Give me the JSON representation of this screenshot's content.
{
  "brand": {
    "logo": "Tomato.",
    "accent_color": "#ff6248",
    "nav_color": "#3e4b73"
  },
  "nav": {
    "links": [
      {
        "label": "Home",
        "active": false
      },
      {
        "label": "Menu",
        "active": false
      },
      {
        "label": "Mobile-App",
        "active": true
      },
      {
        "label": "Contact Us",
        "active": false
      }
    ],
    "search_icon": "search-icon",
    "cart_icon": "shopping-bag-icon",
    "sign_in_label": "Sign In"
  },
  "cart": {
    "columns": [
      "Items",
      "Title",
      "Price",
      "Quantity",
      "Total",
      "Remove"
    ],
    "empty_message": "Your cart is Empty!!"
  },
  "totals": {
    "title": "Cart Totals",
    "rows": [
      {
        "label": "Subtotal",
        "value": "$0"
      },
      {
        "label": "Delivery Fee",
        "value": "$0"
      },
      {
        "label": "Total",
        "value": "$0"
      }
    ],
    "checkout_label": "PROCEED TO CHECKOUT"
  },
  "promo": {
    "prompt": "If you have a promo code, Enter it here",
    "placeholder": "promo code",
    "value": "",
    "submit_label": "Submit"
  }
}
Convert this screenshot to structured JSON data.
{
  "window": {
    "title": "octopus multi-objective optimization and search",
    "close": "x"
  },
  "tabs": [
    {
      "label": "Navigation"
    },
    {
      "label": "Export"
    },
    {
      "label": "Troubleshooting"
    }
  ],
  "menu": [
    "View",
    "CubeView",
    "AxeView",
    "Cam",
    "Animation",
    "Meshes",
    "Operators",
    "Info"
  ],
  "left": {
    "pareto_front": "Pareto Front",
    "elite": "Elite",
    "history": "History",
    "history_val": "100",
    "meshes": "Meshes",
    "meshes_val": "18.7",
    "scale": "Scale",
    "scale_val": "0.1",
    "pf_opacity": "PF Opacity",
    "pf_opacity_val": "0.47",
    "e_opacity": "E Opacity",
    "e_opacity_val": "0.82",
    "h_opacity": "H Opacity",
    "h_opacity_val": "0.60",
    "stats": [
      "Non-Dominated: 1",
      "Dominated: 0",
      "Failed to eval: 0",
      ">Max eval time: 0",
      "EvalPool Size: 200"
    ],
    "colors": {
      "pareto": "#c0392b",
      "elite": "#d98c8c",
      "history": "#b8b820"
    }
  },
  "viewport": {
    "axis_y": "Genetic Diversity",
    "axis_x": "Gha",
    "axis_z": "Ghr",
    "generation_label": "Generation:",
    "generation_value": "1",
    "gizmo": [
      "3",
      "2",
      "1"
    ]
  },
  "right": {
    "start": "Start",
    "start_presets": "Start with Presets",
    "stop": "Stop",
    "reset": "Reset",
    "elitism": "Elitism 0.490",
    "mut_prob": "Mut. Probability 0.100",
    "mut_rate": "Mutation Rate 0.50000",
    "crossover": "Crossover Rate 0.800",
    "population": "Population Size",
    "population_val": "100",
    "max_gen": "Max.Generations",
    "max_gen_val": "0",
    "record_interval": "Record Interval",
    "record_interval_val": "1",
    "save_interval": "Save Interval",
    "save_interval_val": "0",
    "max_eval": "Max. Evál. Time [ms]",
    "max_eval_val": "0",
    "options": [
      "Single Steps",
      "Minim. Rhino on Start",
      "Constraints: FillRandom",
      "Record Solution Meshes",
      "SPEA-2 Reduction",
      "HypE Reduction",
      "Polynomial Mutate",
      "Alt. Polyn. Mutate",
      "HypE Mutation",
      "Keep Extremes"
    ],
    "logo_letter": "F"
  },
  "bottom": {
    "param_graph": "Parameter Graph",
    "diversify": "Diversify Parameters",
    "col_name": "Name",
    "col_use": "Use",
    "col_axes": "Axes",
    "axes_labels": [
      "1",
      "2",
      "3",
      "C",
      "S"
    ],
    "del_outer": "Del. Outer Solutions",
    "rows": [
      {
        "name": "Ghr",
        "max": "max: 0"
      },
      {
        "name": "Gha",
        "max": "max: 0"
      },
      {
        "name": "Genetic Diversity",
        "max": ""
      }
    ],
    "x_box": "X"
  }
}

**Instruction**
Copy out every line that includes the word "Start".

**Response for this exercise**
    "start": "Start",
    "start_presets": "Start with Presets",
      "Minim. Rhino on Start",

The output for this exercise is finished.